Problem requirements: Would you repeat the listing exactly but omit every picture?

[Figure data in JSON]
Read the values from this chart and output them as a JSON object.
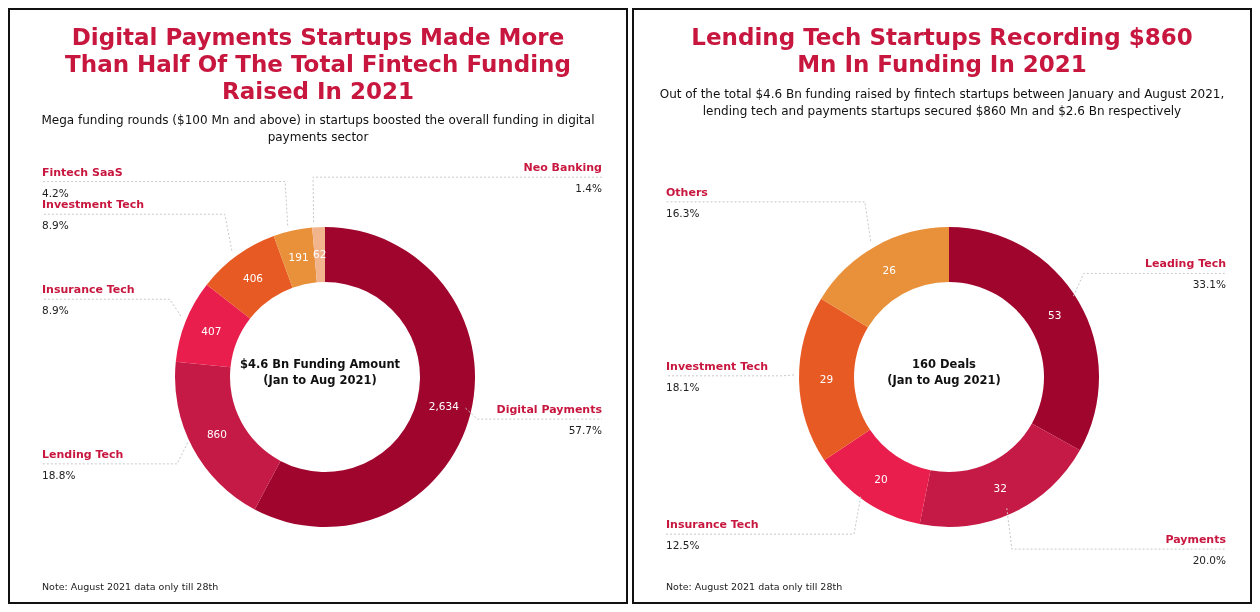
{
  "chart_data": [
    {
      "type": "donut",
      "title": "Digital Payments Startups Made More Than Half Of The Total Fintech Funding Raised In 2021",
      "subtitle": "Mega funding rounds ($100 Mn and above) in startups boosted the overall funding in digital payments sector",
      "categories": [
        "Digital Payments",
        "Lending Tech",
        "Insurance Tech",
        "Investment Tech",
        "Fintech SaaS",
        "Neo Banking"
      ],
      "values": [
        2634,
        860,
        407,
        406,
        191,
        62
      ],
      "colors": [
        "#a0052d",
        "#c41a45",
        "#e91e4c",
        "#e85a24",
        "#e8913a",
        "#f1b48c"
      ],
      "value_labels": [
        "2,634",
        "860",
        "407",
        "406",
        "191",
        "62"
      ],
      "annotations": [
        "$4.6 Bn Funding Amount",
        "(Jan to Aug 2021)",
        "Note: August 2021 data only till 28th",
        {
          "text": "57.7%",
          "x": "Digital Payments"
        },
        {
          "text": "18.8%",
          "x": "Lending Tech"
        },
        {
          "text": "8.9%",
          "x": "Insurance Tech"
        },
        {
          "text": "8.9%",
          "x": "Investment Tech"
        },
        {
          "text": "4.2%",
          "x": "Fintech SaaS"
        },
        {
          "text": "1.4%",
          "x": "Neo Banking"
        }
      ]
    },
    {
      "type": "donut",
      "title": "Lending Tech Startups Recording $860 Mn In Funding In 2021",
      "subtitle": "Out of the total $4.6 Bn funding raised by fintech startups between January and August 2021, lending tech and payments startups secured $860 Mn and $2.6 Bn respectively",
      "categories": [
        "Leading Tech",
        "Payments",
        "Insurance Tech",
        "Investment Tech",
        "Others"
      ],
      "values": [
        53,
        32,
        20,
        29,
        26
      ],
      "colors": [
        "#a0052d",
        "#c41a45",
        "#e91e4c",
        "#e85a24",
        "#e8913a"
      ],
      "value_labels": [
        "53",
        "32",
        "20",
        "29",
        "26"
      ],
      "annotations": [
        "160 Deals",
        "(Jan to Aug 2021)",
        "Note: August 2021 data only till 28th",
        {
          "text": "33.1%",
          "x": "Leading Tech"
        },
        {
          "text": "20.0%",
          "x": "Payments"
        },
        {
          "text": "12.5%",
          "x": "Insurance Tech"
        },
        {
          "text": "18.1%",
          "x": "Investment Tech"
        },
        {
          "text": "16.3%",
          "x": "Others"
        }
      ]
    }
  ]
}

Result for this exercise:
Read the values from this chart and output them as a JSON object.
{
  "chart_data": [
    {
      "type": "donut",
      "title": "Digital Payments Startups Made More Than Half Of The Total Fintech Funding Raised In 2021",
      "subtitle": "Mega funding rounds ($100 Mn and above) in startups boosted the overall funding in digital payments sector",
      "categories": [
        "Digital Payments",
        "Lending Tech",
        "Insurance Tech",
        "Investment Tech",
        "Fintech SaaS",
        "Neo Banking"
      ],
      "values": [
        2634,
        860,
        407,
        406,
        191,
        62
      ],
      "colors": [
        "#a0052d",
        "#c41a45",
        "#e91e4c",
        "#e85a24",
        "#e8913a",
        "#f1b48c"
      ],
      "value_labels": [
        "2,634",
        "860",
        "407",
        "406",
        "191",
        "62"
      ],
      "annotations": [
        "$4.6 Bn Funding Amount",
        "(Jan to Aug 2021)",
        "Note: August 2021 data only till 28th",
        {
          "text": "57.7%",
          "x": "Digital Payments"
        },
        {
          "text": "18.8%",
          "x": "Lending Tech"
        },
        {
          "text": "8.9%",
          "x": "Insurance Tech"
        },
        {
          "text": "8.9%",
          "x": "Investment Tech"
        },
        {
          "text": "4.2%",
          "x": "Fintech SaaS"
        },
        {
          "text": "1.4%",
          "x": "Neo Banking"
        }
      ]
    },
    {
      "type": "donut",
      "title": "Lending Tech Startups Recording $860 Mn In Funding In 2021",
      "subtitle": "Out of the total $4.6 Bn funding raised by fintech startups between January and August 2021, lending tech and payments startups secured $860 Mn and $2.6 Bn respectively",
      "categories": [
        "Leading Tech",
        "Payments",
        "Insurance Tech",
        "Investment Tech",
        "Others"
      ],
      "values": [
        53,
        32,
        20,
        29,
        26
      ],
      "colors": [
        "#a0052d",
        "#c41a45",
        "#e91e4c",
        "#e85a24",
        "#e8913a"
      ],
      "value_labels": [
        "53",
        "32",
        "20",
        "29",
        "26"
      ],
      "annotations": [
        "160 Deals",
        "(Jan to Aug 2021)",
        "Note: August 2021 data only till 28th",
        {
          "text": "33.1%",
          "x": "Leading Tech"
        },
        {
          "text": "20.0%",
          "x": "Payments"
        },
        {
          "text": "12.5%",
          "x": "Insurance Tech"
        },
        {
          "text": "18.1%",
          "x": "Investment Tech"
        },
        {
          "text": "16.3%",
          "x": "Others"
        }
      ]
    }
  ]
}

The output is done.